• [Stated problem]: Work through the data line by line, gathering every line that has the word "this".

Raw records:
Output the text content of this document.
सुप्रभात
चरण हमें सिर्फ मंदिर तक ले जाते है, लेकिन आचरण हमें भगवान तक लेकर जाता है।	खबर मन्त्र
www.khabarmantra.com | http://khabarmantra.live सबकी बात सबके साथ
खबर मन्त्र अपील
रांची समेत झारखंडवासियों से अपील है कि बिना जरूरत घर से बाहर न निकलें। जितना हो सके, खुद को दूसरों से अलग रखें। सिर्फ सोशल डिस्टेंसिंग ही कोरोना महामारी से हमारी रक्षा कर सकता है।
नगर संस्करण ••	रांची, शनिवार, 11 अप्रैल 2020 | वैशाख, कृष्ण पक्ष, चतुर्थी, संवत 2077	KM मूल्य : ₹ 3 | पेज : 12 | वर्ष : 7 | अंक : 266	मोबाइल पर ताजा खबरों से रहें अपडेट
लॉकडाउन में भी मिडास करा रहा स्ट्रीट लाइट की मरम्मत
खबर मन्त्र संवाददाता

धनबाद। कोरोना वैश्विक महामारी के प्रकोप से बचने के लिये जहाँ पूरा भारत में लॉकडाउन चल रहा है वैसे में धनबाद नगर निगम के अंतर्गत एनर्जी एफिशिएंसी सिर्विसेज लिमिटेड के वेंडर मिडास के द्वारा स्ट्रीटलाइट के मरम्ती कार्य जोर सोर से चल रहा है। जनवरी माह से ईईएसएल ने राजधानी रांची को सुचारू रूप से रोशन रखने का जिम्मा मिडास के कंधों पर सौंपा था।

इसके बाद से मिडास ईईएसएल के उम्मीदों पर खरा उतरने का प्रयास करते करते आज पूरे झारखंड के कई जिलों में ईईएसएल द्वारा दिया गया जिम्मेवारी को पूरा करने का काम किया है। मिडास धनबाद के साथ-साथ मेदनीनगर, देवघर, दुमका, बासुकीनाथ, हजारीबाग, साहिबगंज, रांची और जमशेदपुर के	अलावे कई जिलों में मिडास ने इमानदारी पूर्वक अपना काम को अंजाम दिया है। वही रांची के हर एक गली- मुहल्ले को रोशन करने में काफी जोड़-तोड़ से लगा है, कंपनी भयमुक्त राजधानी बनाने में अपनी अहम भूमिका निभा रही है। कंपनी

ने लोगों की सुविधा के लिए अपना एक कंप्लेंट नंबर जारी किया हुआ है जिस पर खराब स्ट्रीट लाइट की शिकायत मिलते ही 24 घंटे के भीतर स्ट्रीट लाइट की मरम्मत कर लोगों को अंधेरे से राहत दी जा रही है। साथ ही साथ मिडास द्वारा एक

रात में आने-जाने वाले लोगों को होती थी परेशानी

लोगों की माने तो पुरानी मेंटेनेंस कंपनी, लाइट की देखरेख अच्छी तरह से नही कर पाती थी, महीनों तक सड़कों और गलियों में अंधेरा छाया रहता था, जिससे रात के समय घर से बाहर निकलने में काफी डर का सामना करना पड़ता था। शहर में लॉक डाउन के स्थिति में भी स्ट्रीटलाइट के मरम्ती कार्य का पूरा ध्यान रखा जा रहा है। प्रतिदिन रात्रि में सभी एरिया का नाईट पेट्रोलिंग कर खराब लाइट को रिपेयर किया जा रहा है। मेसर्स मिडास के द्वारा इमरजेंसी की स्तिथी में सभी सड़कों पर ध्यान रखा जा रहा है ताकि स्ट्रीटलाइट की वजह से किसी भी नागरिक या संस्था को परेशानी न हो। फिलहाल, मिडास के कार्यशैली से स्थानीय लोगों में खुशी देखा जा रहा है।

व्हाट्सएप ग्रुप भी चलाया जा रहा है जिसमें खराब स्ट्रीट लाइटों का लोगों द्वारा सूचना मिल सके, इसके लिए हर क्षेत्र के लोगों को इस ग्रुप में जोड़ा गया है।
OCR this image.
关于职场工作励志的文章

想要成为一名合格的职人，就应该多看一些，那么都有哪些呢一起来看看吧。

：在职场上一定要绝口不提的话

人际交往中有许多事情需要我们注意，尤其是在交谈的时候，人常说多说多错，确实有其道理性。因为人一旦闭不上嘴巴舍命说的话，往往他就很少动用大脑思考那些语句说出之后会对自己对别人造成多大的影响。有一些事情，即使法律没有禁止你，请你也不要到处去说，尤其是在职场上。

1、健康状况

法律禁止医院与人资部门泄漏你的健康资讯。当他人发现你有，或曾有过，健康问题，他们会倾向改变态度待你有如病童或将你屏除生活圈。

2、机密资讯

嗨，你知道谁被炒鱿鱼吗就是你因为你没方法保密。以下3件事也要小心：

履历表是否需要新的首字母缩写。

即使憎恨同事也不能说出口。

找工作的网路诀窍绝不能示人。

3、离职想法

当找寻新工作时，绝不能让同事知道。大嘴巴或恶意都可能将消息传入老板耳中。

• [The answer]:
Output the text content of this document.
OCR this image.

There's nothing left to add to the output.